____ Records for this exercise

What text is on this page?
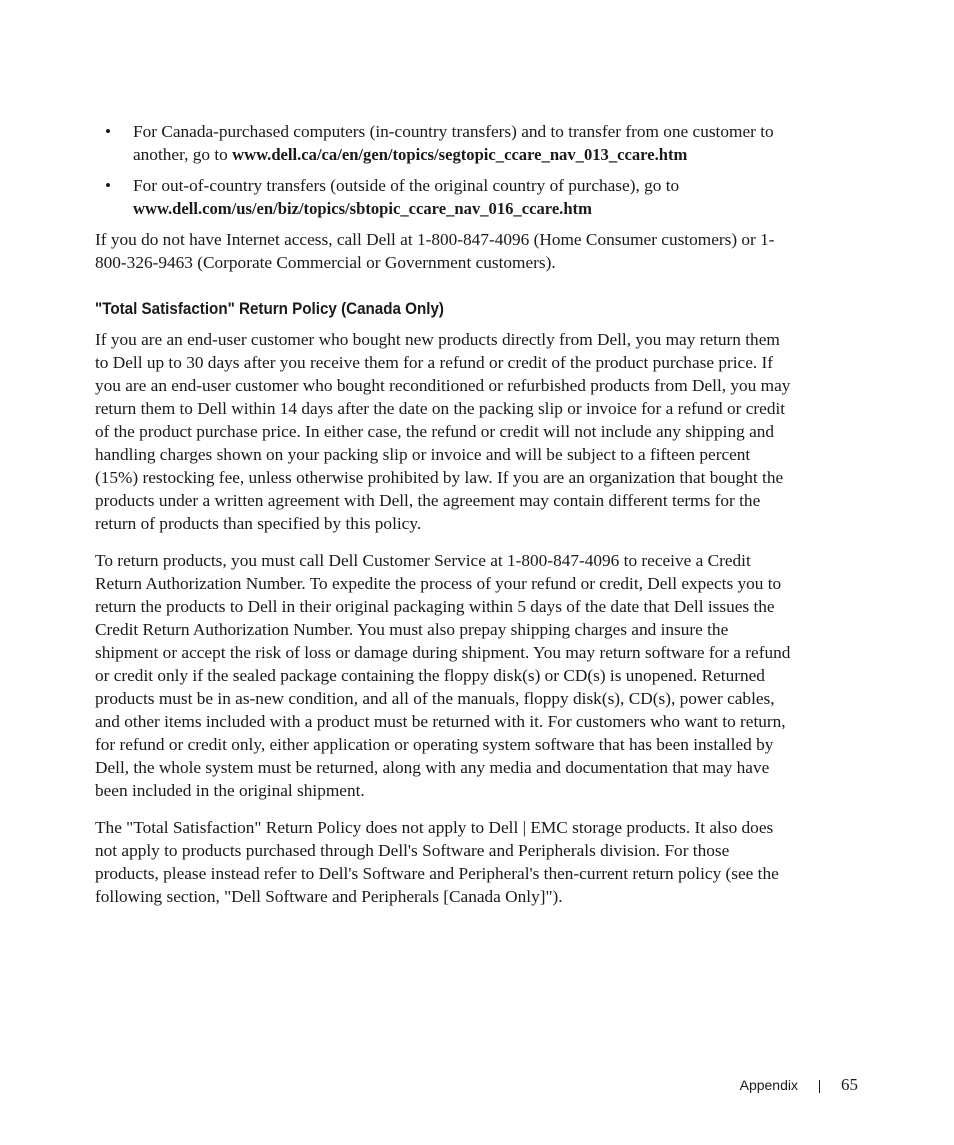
• For Canada-purchased computers (in-country transfers) and to transfer from one customer to another, go to www.dell.ca/ca/en/gen/topics/segtopic_ccare_nav_013_ccare.htm
• For out-of-country transfers (outside of the original country of purchase), go to www.dell.com/us/en/biz/topics/sbtopic_ccare_nav_016_ccare.htm

If you do not have Internet access, call Dell at 1-800-847-4096 (Home Consumer customers) or 1-800-326-9463 (Corporate Commercial or Government customers).

"Total Satisfaction" Return Policy (Canada Only)

If you are an end-user customer who bought new products directly from Dell, you may return them to Dell up to 30 days after you receive them for a refund or credit of the product purchase price. If you are an end-user customer who bought reconditioned or refurbished products from Dell, you may return them to Dell within 14 days after the date on the packing slip or invoice for a refund or credit of the product purchase price. In either case, the refund or credit will not include any shipping and handling charges shown on your packing slip or invoice and will be subject to a fifteen percent (15%) restocking fee, unless otherwise prohibited by law. If you are an organization that bought the products under a written agreement with Dell, the agreement may contain different terms for the return of products than specified by this policy.

To return products, you must call Dell Customer Service at 1-800-847-4096 to receive a Credit Return Authorization Number. To expedite the process of your refund or credit, Dell expects you to return the products to Dell in their original packaging within 5 days of the date that Dell issues the Credit Return Authorization Number. You must also prepay shipping charges and insure the shipment or accept the risk of loss or damage during shipment. You may return software for a refund or credit only if the sealed package containing the floppy disk(s) or CD(s) is unopened. Returned products must be in as-new condition, and all of the manuals, floppy disk(s), CD(s), power cables, and other items included with a product must be returned with it. For customers who want to return, for refund or credit only, either application or operating system software that has been installed by Dell, the whole system must be returned, along with any media and documentation that may have been included in the original shipment.

The "Total Satisfaction" Return Policy does not apply to Dell | EMC storage products. It also does not apply to products purchased through Dell's Software and Peripherals division. For those products, please instead refer to Dell's Software and Peripheral's then-current return policy (see the following section, "Dell Software and Peripherals [Canada Only]").

Appendix	65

________

Set problem
Pick out the lines containing the word "topics" and show them.

Complete response
• For Canada-purchased computers (in-country transfers) and to transfer from one customer to another, go to www.dell.ca/ca/en/gen/topics/segtopic_ccare_nav_013_ccare.htm
• For out-of-country transfers (outside of the original country of purchase), go to www.dell.com/us/en/biz/topics/sbtopic_ccare_nav_016_ccare.htm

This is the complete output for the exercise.